Here are some records; return them all exactly.

__________

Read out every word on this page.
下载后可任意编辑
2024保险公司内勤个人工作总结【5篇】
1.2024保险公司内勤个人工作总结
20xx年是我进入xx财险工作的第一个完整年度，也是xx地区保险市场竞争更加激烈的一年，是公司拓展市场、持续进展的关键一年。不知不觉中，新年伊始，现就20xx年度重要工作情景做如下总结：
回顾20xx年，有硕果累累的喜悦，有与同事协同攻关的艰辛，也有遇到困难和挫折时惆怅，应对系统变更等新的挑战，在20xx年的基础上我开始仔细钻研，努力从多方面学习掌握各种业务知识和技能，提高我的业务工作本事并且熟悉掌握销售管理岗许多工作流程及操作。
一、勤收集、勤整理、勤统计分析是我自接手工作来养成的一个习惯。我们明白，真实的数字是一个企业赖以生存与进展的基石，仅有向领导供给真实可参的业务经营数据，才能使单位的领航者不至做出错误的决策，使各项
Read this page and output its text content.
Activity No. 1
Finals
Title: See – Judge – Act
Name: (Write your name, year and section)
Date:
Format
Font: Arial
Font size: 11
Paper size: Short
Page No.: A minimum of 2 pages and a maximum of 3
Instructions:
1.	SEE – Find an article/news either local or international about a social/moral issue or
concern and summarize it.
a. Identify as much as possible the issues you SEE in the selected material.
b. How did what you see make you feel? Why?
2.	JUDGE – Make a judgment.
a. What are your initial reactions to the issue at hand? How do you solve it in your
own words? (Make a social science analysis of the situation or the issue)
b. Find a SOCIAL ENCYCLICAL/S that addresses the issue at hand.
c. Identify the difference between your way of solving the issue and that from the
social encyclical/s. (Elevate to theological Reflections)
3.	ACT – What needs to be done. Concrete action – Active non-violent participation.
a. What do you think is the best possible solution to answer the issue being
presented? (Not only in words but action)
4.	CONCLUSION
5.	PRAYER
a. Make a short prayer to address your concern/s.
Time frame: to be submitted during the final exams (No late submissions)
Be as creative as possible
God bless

__________

> **FULL ANSWER**:
Read out every word on this page.
下载后可任意编辑
2024保险公司内勤个人工作总结【5篇】
1.2024保险公司内勤个人工作总结
20xx年是我进入xx财险工作的第一个完整年度，也是xx地区保险市场竞争更加激烈的一年，是公司拓展市场、持续进展的关键一年。不知不觉中，新年伊始，现就20xx年度重要工作情景做如下总结：
回顾20xx年，有硕果累累的喜悦，有与同事协同攻关的艰辛，也有遇到困难和挫折时惆怅，应对系统变更等新的挑战，在20xx年的基础上我开始仔细钻研，努力从多方面学习掌握各种业务知识和技能，提高我的业务工作本事并且熟悉掌握销售管理岗许多工作流程及操作。
一、勤收集、勤整理、勤统计分析是我自接手工作来养成的一个习惯。我们明白，真实的数字是一个企业赖以生存与进展的基石，仅有向领导供给真实可参的业务经营数据，才能使单位的领航者不至做出错误的决策，使各项
Read this page and output its text content.
Activity No. 1
Finals
Title: See – Judge – Act
Name: (Write your name, year and section)
Date:
Format
Font: Arial
Font size: 11
Paper size: Short
Page No.: A minimum of 2 pages and a maximum of 3
Instructions:
1.	SEE – Find an article/news either local or international about a social/moral issue or
concern and summarize it.
a. Identify as much as possible the issues you SEE in the selected material.
b. How did what you see make you feel? Why?
2.	JUDGE – Make a judgment.
a. What are your initial reactions to the issue at hand? How do you solve it in your
own words? (Make a social science analysis of the situation or the issue)
b. Find a SOCIAL ENCYCLICAL/S that addresses the issue at hand.
c. Identify the difference between your way of solving the issue and that from the
social encyclical/s. (Elevate to theological Reflections)
3.	ACT – What needs to be done. Concrete action – Active non-violent participation.
a. What do you think is the best possible solution to answer the issue being
presented? (Not only in words but action)
4.	CONCLUSION
5.	PRAYER
a. Make a short prayer to address your concern/s.
Time frame: to be submitted during the final exams (No late submissions)
Be as creative as possible
God bless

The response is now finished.